● Dataset records:
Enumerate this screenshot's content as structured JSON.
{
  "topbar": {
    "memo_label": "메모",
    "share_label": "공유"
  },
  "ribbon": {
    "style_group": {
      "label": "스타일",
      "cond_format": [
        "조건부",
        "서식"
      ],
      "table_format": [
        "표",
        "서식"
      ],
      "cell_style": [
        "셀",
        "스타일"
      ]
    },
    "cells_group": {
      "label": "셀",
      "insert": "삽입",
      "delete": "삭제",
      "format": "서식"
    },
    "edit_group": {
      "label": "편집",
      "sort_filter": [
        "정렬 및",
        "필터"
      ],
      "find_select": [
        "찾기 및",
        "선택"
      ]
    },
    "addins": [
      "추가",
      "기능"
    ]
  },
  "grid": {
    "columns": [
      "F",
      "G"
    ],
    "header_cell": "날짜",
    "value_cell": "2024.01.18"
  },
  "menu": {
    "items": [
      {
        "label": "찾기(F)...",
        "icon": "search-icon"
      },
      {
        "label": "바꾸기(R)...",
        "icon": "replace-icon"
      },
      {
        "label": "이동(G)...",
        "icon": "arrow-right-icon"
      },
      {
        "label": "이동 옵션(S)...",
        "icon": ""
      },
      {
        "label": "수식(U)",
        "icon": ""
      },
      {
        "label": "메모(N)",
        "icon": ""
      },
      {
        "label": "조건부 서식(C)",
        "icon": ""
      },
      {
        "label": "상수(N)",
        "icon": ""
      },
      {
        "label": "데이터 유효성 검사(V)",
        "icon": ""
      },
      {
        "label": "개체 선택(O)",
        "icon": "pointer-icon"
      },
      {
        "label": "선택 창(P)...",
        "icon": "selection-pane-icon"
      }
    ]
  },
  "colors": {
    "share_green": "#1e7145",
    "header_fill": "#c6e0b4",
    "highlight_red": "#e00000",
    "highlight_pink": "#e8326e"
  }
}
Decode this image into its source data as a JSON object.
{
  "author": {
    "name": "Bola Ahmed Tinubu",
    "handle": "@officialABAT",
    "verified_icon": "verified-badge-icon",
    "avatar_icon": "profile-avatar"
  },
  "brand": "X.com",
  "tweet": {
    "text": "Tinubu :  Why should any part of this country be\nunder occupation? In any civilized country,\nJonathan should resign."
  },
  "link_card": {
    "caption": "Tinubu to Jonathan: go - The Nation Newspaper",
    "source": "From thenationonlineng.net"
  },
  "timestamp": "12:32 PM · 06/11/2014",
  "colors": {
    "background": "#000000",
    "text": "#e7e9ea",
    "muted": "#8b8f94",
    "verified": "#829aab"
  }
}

● Exercise requirements: Produce a verbatim transcription of the entries above.

● Output of the exercise:
Enumerate this screenshot's content as structured JSON.
{
  "topbar": {
    "memo_label": "메모",
    "share_label": "공유"
  },
  "ribbon": {
    "style_group": {
      "label": "스타일",
      "cond_format": [
        "조건부",
        "서식"
      ],
      "table_format": [
        "표",
        "서식"
      ],
      "cell_style": [
        "셀",
        "스타일"
      ]
    },
    "cells_group": {
      "label": "셀",
      "insert": "삽입",
      "delete": "삭제",
      "format": "서식"
    },
    "edit_group": {
      "label": "편집",
      "sort_filter": [
        "정렬 및",
        "필터"
      ],
      "find_select": [
        "찾기 및",
        "선택"
      ]
    },
    "addins": [
      "추가",
      "기능"
    ]
  },
  "grid": {
    "columns": [
      "F",
      "G"
    ],
    "header_cell": "날짜",
    "value_cell": "2024.01.18"
  },
  "menu": {
    "items": [
      {
        "label": "찾기(F)...",
        "icon": "search-icon"
      },
      {
        "label": "바꾸기(R)...",
        "icon": "replace-icon"
      },
      {
        "label": "이동(G)...",
        "icon": "arrow-right-icon"
      },
      {
        "label": "이동 옵션(S)...",
        "icon": ""
      },
      {
        "label": "수식(U)",
        "icon": ""
      },
      {
        "label": "메모(N)",
        "icon": ""
      },
      {
        "label": "조건부 서식(C)",
        "icon": ""
      },
      {
        "label": "상수(N)",
        "icon": ""
      },
      {
        "label": "데이터 유효성 검사(V)",
        "icon": ""
      },
      {
        "label": "개체 선택(O)",
        "icon": "pointer-icon"
      },
      {
        "label": "선택 창(P)...",
        "icon": "selection-pane-icon"
      }
    ]
  },
  "colors": {
    "share_green": "#1e7145",
    "header_fill": "#c6e0b4",
    "highlight_red": "#e00000",
    "highlight_pink": "#e8326e"
  }
}
Decode this image into its source data as a JSON object.
{
  "author": {
    "name": "Bola Ahmed Tinubu",
    "handle": "@officialABAT",
    "verified_icon": "verified-badge-icon",
    "avatar_icon": "profile-avatar"
  },
  "brand": "X.com",
  "tweet": {
    "text": "Tinubu :  Why should any part of this country be\nunder occupation? In any civilized country,\nJonathan should resign."
  },
  "link_card": {
    "caption": "Tinubu to Jonathan: go - The Nation Newspaper",
    "source": "From thenationonlineng.net"
  },
  "timestamp": "12:32 PM · 06/11/2014",
  "colors": {
    "background": "#000000",
    "text": "#e7e9ea",
    "muted": "#8b8f94",
    "verified": "#829aab"
  }
}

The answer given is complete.